● **Work to be completed**:
Gather every line in the records below that contains the word "marker".
____
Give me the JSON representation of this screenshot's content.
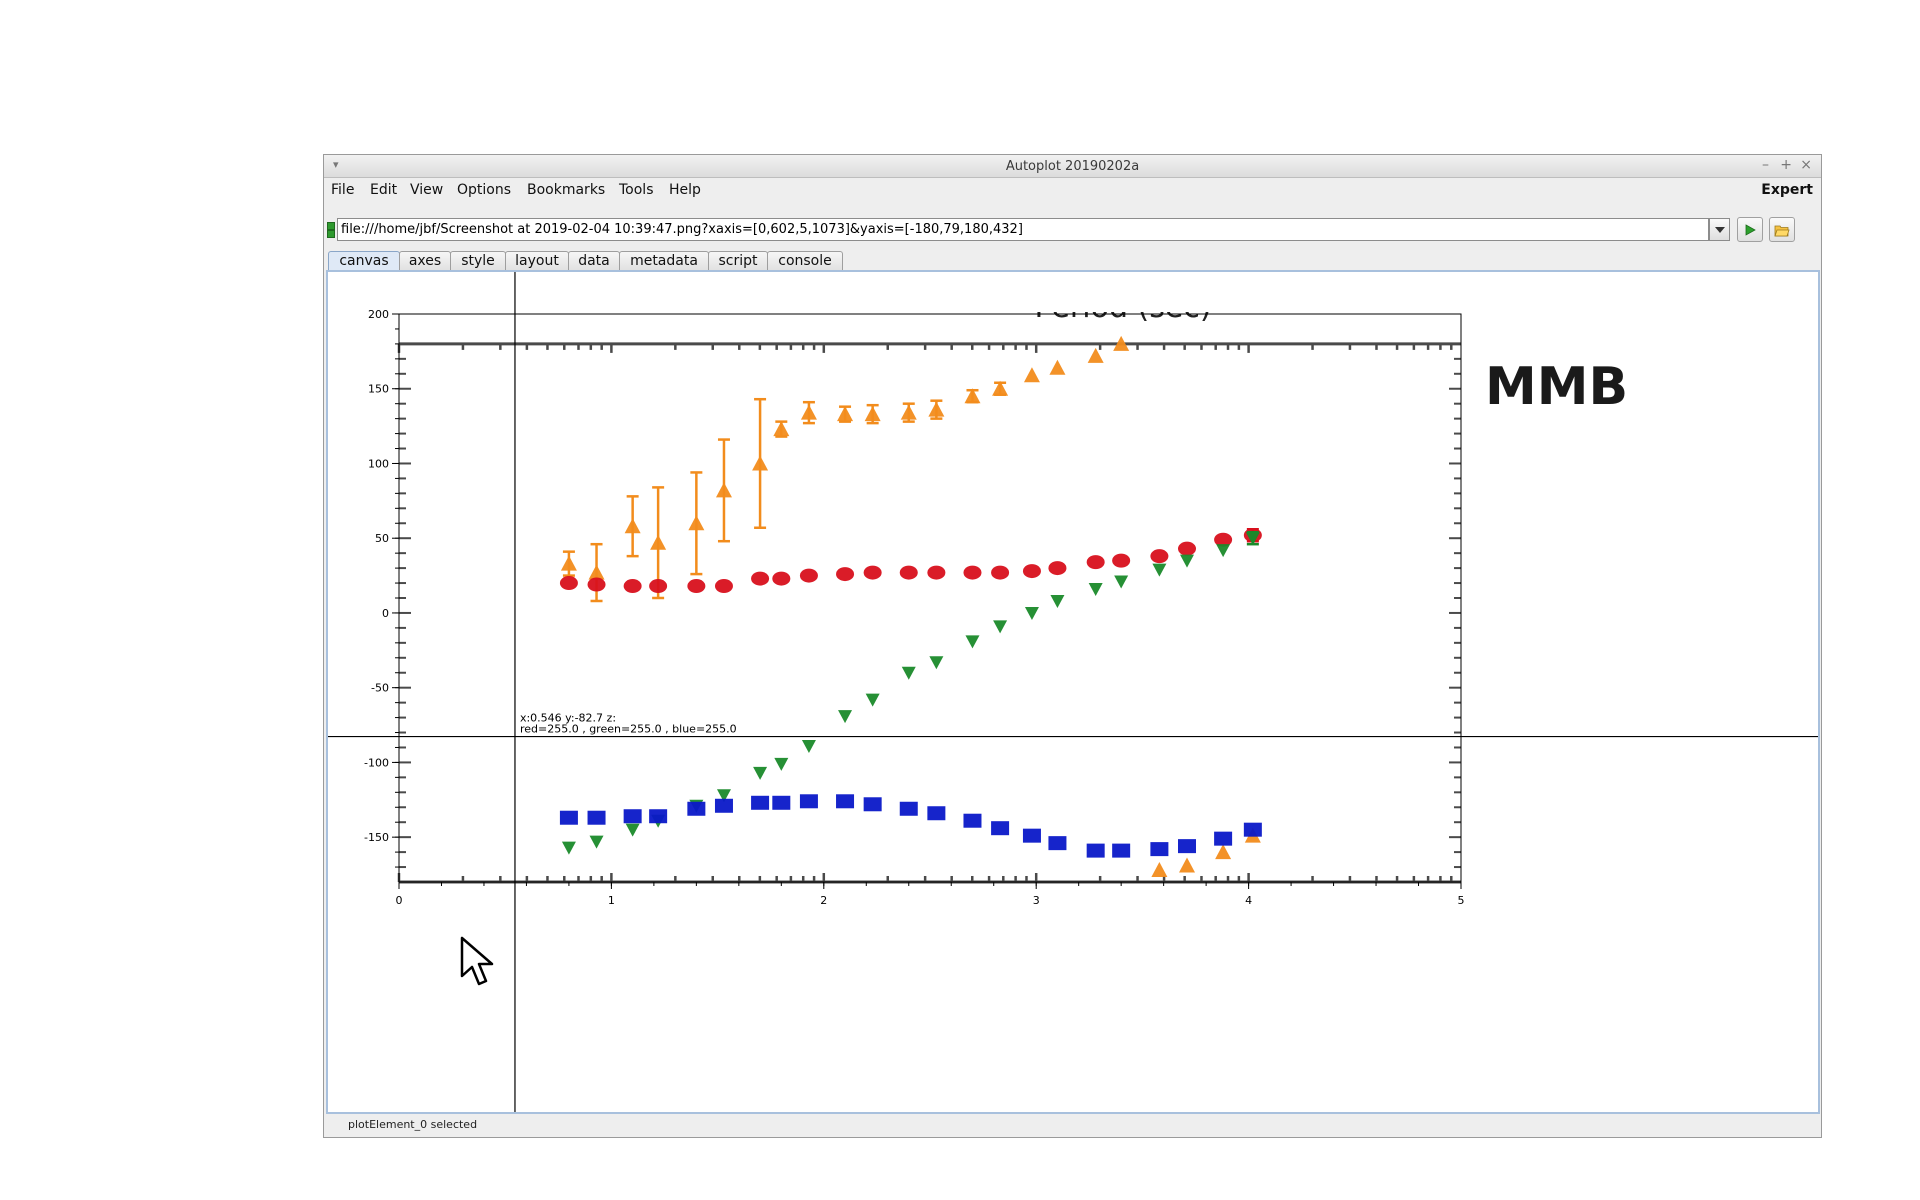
{
  "window": {
    "title": "Autoplot 20190202a"
  },
  "menubar": {
    "items": [
      "File",
      "Edit",
      "View",
      "Options",
      "Bookmarks",
      "Tools",
      "Help"
    ],
    "expert_label": "Expert"
  },
  "address": {
    "uri": "file:///home/jbf/Screenshot at 2019-02-04 10:39:47.png?xaxis=[0,602,5,1073]&yaxis=[-180,79,180,432]"
  },
  "tabs": [
    "canvas",
    "axes",
    "style",
    "layout",
    "data",
    "metadata",
    "script",
    "console"
  ],
  "active_tab": "canvas",
  "readout": {
    "line1": "x:0.546  y:-82.7  z:",
    "line2": "red=255.0 , green=255.0 , blue=255.0"
  },
  "status": {
    "text": "plotElement_0 selected"
  },
  "image_overlay": {
    "label": "MMB",
    "top_title_fragment": "Period (sec)"
  },
  "icons": [
    "app-menu-icon",
    "minimize-icon",
    "maximize-icon",
    "close-icon",
    "dropdown-arrow-icon",
    "play-icon",
    "open-folder-icon",
    "mouse-pointer-icon"
  ],
  "chart_data": {
    "type": "scatter",
    "xlim": [
      0,
      5
    ],
    "ylim": [
      -180,
      200
    ],
    "x_ticks": [
      "0",
      "1",
      "2",
      "3",
      "4",
      "5"
    ],
    "y_ticks": [
      "-150",
      "-100",
      "-50",
      "0",
      "50",
      "100",
      "150",
      "200"
    ],
    "crosshair": {
      "x": 0.546,
      "y": -82.7
    },
    "series": [
      {
        "color": "#f28c1c",
        "marker": "triangle-up",
        "x": [
          0.8,
          0.93,
          1.1,
          1.22,
          1.4,
          1.53,
          1.7,
          1.8,
          1.93,
          2.1,
          2.23,
          2.4,
          2.53,
          2.7,
          2.83,
          2.98,
          3.1,
          3.28,
          3.4,
          3.58,
          3.71,
          3.88,
          4.02
        ],
        "y": [
          33,
          27,
          58,
          47,
          60,
          82,
          100,
          123,
          134,
          133,
          133,
          134,
          136,
          145,
          150,
          159,
          164,
          172,
          180,
          -172,
          -169,
          -160,
          -149
        ],
        "err": [
          8,
          19,
          20,
          37,
          34,
          34,
          43,
          5,
          7,
          5,
          6,
          6,
          6,
          4,
          4,
          3,
          3,
          3,
          2,
          2,
          3,
          3,
          2
        ]
      },
      {
        "color": "#d8101c",
        "marker": "circle",
        "x": [
          0.8,
          0.93,
          1.1,
          1.22,
          1.4,
          1.53,
          1.7,
          1.8,
          1.93,
          2.1,
          2.23,
          2.4,
          2.53,
          2.7,
          2.83,
          2.98,
          3.1,
          3.28,
          3.4,
          3.58,
          3.71,
          3.88,
          4.02
        ],
        "y": [
          20,
          19,
          18,
          18,
          18,
          18,
          23,
          23,
          25,
          26,
          27,
          27,
          27,
          27,
          27,
          28,
          30,
          34,
          35,
          38,
          43,
          49,
          52
        ],
        "err": [
          2,
          2,
          2,
          2,
          2,
          2,
          2,
          2,
          2,
          2,
          2,
          2,
          2,
          2,
          2,
          2,
          2,
          2,
          2,
          2,
          3,
          3,
          4
        ]
      },
      {
        "color": "#1a8a2a",
        "marker": "triangle-down",
        "x": [
          0.8,
          0.93,
          1.1,
          1.22,
          1.4,
          1.53,
          1.7,
          1.8,
          1.93,
          2.1,
          2.23,
          2.4,
          2.53,
          2.7,
          2.83,
          2.98,
          3.1,
          3.28,
          3.4,
          3.58,
          3.71,
          3.88,
          4.02
        ],
        "y": [
          -157,
          -153,
          -145,
          -139,
          -129,
          -122,
          -107,
          -101,
          -89,
          -69,
          -58,
          -40,
          -33,
          -19,
          -9,
          0,
          8,
          16,
          21,
          29,
          35,
          42,
          50
        ],
        "err": [
          2,
          2,
          2,
          2,
          2,
          2,
          2,
          2,
          2,
          2,
          2,
          2,
          2,
          2,
          2,
          2,
          2,
          2,
          2,
          2,
          3,
          3,
          4
        ]
      },
      {
        "color": "#0a18c8",
        "marker": "square",
        "x": [
          0.8,
          0.93,
          1.1,
          1.22,
          1.4,
          1.53,
          1.7,
          1.8,
          1.93,
          2.1,
          2.23,
          2.4,
          2.53,
          2.7,
          2.83,
          2.98,
          3.1,
          3.28,
          3.4,
          3.58,
          3.71,
          3.88,
          4.02
        ],
        "y": [
          -137,
          -137,
          -136,
          -136,
          -131,
          -129,
          -127,
          -127,
          -126,
          -126,
          -128,
          -131,
          -134,
          -139,
          -144,
          -149,
          -154,
          -159,
          -159,
          -158,
          -156,
          -151,
          -145
        ],
        "err": [
          2,
          2,
          2,
          2,
          2,
          2,
          2,
          2,
          2,
          2,
          2,
          2,
          2,
          2,
          2,
          2,
          2,
          2,
          2,
          2,
          2,
          3,
          3
        ]
      }
    ]
  }
}
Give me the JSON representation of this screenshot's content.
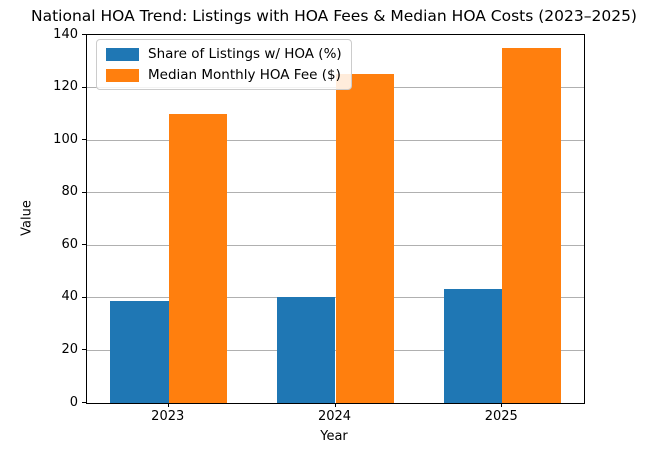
____
● **Solution for this exercise**:
        "marker": "triangle-up",
        "marker": "circle",
        "marker": "triangle-down",
        "marker": "square",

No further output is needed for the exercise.